◆ **EXERCISE**: Beneath this sentence is a listing. Return its lines from the one containing "What text is on this page?" through the last, exactly, and omit the pictures.
****
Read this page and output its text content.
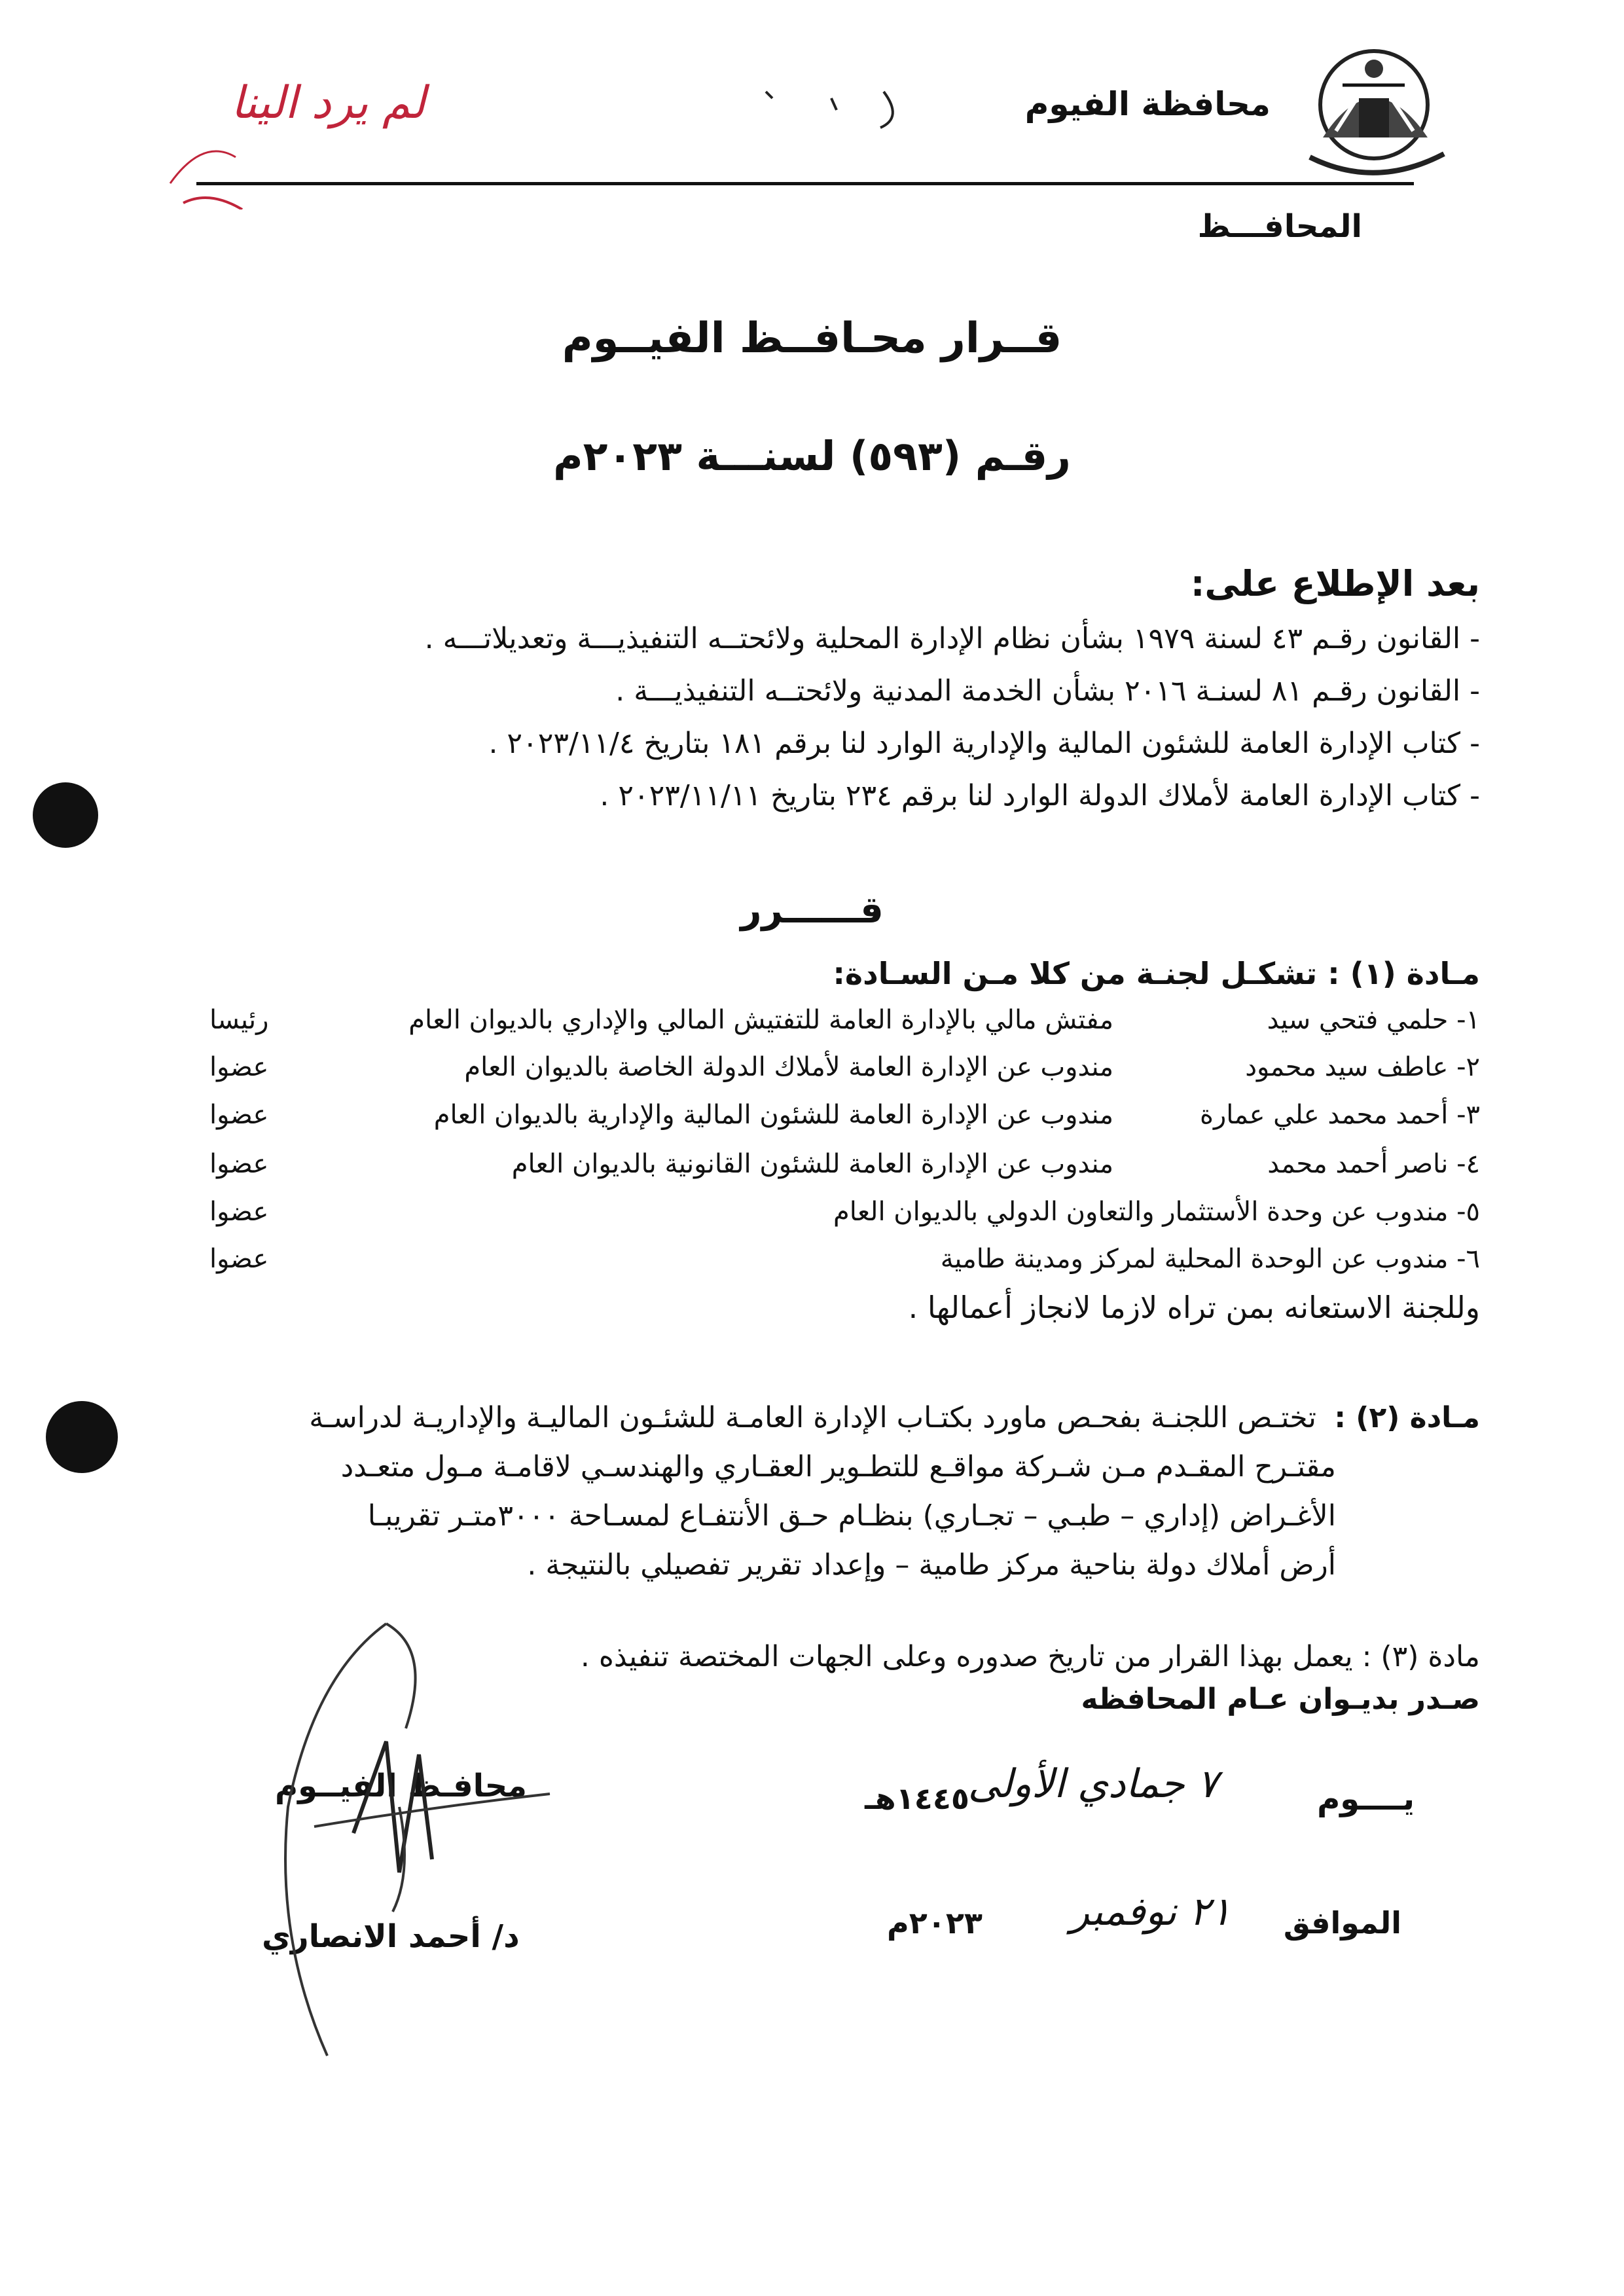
محافظة الفيوم
المحافـــظ
لم يرد الينا
قــرار محـافــظ الفيــوم
رقـم (٥٩٣) لسنـــة ٢٠٢٣م
بعد الإطلاع على:
- القانون رقـم ٤٣ لسنة ١٩٧٩ بشأن نظام الإدارة المحلية ولائحتــه التنفيذيـــة وتعديلاتـــه .
- القانون رقـم ٨١ لسنـة ٢٠١٦ بشأن الخدمة المدنية ولائحتــه التنفيذيـــة .
- كتاب الإدارة العامة للشئون المالية والإدارية الوارد لنا برقم ١٨١ بتاريخ ٢٠٢٣/١١/٤ .
- كتاب الإدارة العامة لأملاك الدولة الوارد لنا برقم ٢٣٤ بتاريخ ٢٠٢٣/١١/١١ .
قــــــرر
مـادة (١) : تشكـل لجنـة من كلا مـن السـادة:
١- حلمي فتحي سيد
مفتش مالي بالإدارة العامة للتفتيش المالي والإداري بالديوان العام
رئيسا
٢- عاطف سيد محمود
مندوب عن الإدارة العامة لأملاك الدولة الخاصة بالديوان العام
عضوا
٣- أحمد محمد علي عمارة
مندوب عن الإدارة العامة للشئون المالية والإدارية بالديوان العام
عضوا
٤- ناصر أحمد محمد
مندوب عن الإدارة العامة للشئون القانونية بالديوان العام
عضوا
٥- مندوب عن وحدة الأستثمار والتعاون الدولي بالديوان العام
عضوا
٦- مندوب عن الوحدة المحلية لمركز ومدينة طامية
عضوا
وللجنة الاستعانه بمن تراه لازما لانجاز أعمالها .
مـادة (٢) :
تختـص اللجنـة بفحـص ماورد بكتـاب الإدارة العامـة للشئـون الماليـة والإداريـة لدراسـة
مقتـرح المقـدم مـن شـركة مواقـع للتطـوير العقـاري والهندسـي لاقامـة مـول متعـدد
الأغـراض (إداري – طبـي – تجـاري) بنظـام حـق الأنتفـاع لمسـاحة ٣٠٠٠متـر تقريبـا
أرض أملاك دولة بناحية مركز طامية – وإعداد تقرير تفصيلي بالنتيجة .
مادة (٣) : يعمل بهذا القرار من تاريخ صدوره وعلى الجهات المختصة تنفيذه .
صـدر بديـوان عـام المحافظه
يــــوم
٧ جمادي الأولى
١٤٤٥هـ
الموافق
٢١ نوفمبر
٢٠٢٣م
محافـظ الفيــوم
د/ أحمد الانصاري
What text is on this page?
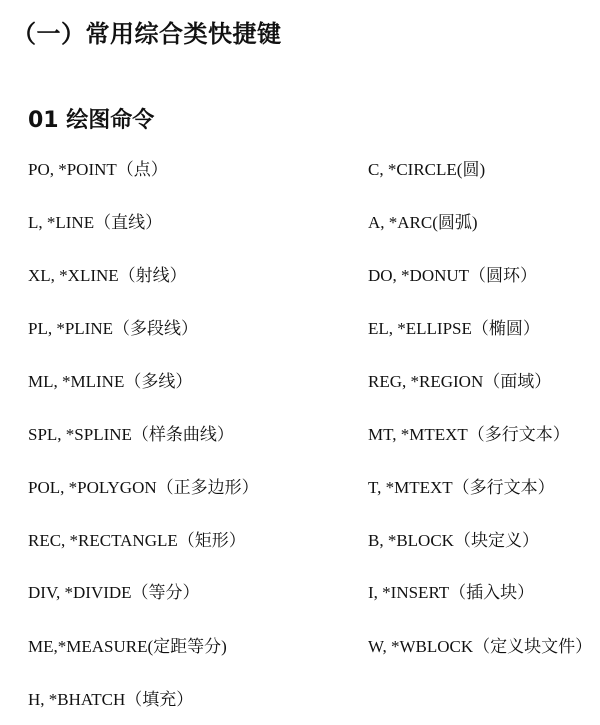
（一）常用综合类快捷键
01 绘图命令
PO, *POINT（点）
L, *LINE（直线）
XL, *XLINE（射线）
PL, *PLINE（多段线）
ML, *MLINE（多线）
SPL, *SPLINE（样条曲线）
POL, *POLYGON（正多边形）
REC, *RECTANGLE（矩形）
DIV, *DIVIDE（等分）
ME,*MEASURE(定距等分)
H, *BHATCH（填充）
C, *CIRCLE(圆)
A, *ARC(圆弧)
DO, *DONUT（圆环）
EL, *ELLIPSE（椭圆）
REG, *REGION（面域）
MT, *MTEXT（多行文本）
T, *MTEXT（多行文本）
B, *BLOCK（块定义）
I, *INSERT（插入块）
W, *WBLOCK（定义块文件）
****
◆ **ANSWER**:
What text is on this page?
（一）常用综合类快捷键
01 绘图命令
PO, *POINT（点）
L, *LINE（直线）
XL, *XLINE（射线）
PL, *PLINE（多段线）
ML, *MLINE（多线）
SPL, *SPLINE（样条曲线）
POL, *POLYGON（正多边形）
REC, *RECTANGLE（矩形）
DIV, *DIVIDE（等分）
ME,*MEASURE(定距等分)
H, *BHATCH（填充）
C, *CIRCLE(圆)
A, *ARC(圆弧)
DO, *DONUT（圆环）
EL, *ELLIPSE（椭圆）
REG, *REGION（面域）
MT, *MTEXT（多行文本）
T, *MTEXT（多行文本）
B, *BLOCK（块定义）
I, *INSERT（插入块）
W, *WBLOCK（定义块文件）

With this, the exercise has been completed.